§ Written exercise
Present each line of the entries below that holds the word "text".
═══ Input ═══
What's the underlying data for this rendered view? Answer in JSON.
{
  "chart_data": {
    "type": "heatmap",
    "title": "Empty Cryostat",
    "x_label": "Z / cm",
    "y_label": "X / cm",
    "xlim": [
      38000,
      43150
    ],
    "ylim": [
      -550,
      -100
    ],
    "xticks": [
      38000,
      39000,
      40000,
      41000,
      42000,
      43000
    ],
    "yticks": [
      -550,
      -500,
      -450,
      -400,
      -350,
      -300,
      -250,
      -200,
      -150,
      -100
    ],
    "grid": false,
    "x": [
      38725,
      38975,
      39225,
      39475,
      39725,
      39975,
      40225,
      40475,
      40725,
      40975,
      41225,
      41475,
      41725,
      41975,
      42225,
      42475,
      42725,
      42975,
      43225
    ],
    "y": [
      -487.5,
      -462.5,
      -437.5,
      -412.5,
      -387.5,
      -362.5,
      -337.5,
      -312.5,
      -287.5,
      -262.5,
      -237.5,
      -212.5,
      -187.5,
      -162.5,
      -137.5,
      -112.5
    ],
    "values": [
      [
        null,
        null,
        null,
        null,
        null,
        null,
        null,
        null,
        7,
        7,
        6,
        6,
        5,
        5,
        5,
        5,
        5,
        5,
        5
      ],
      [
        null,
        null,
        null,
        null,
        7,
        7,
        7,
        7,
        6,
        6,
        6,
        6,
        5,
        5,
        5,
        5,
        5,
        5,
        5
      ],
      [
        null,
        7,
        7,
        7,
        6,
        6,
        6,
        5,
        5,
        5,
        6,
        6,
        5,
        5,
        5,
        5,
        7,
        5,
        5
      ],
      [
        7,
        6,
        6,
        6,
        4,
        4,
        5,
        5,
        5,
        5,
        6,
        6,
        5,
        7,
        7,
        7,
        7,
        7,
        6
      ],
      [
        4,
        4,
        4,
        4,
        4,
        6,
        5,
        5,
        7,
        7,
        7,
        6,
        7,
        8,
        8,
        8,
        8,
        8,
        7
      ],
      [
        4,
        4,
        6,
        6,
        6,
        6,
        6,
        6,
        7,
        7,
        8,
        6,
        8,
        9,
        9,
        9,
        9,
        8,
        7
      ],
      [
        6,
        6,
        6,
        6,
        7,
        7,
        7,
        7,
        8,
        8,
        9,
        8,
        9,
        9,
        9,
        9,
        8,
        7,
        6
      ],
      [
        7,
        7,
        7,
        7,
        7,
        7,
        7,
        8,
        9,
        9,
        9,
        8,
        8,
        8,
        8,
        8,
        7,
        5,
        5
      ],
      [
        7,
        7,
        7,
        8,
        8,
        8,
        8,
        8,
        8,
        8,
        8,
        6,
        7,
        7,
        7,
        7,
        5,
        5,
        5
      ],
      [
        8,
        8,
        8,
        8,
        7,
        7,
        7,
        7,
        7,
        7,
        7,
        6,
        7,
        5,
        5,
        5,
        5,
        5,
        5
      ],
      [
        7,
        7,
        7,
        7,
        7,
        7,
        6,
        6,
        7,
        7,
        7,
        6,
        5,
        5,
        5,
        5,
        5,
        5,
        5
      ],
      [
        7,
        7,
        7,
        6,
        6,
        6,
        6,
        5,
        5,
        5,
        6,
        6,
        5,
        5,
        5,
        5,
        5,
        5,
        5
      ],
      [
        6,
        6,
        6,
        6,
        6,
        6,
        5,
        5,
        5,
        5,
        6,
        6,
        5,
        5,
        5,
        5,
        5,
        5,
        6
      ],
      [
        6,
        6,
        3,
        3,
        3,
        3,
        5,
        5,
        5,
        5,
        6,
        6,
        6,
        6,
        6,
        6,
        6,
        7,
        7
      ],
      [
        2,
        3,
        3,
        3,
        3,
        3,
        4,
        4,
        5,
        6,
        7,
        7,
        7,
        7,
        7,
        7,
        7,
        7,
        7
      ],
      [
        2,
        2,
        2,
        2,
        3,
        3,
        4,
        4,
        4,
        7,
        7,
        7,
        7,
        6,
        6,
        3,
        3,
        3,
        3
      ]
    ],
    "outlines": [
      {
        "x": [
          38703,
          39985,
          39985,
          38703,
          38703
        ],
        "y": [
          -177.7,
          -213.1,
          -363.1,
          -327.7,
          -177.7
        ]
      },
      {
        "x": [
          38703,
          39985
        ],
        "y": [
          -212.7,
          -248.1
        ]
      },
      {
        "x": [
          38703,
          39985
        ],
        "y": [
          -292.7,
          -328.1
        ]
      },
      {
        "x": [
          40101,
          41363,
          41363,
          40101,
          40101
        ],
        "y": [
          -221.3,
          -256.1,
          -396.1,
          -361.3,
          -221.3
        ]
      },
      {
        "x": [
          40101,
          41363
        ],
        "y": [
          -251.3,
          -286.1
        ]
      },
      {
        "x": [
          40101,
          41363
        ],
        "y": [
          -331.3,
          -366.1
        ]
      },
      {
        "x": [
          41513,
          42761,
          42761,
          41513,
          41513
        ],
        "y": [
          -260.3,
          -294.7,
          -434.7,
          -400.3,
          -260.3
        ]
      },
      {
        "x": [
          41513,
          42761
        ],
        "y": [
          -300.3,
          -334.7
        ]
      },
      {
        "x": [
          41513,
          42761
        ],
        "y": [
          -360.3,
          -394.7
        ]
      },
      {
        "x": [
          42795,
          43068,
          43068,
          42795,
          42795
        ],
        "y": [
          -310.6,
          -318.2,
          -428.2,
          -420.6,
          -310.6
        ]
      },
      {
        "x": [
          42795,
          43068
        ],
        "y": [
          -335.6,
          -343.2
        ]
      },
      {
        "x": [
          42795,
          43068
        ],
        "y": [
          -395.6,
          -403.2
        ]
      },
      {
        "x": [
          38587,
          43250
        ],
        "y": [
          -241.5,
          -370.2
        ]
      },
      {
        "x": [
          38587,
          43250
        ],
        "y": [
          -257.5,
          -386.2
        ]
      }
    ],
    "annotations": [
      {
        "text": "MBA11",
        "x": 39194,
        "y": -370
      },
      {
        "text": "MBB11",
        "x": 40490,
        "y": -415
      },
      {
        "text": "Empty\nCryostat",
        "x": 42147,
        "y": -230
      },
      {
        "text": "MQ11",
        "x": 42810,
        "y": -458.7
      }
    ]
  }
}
═══
§ Finished task
        "text": "MBA11",
        "text": "MBB11",
        "text": "Empty\nCryostat",
        "text": "MQ11",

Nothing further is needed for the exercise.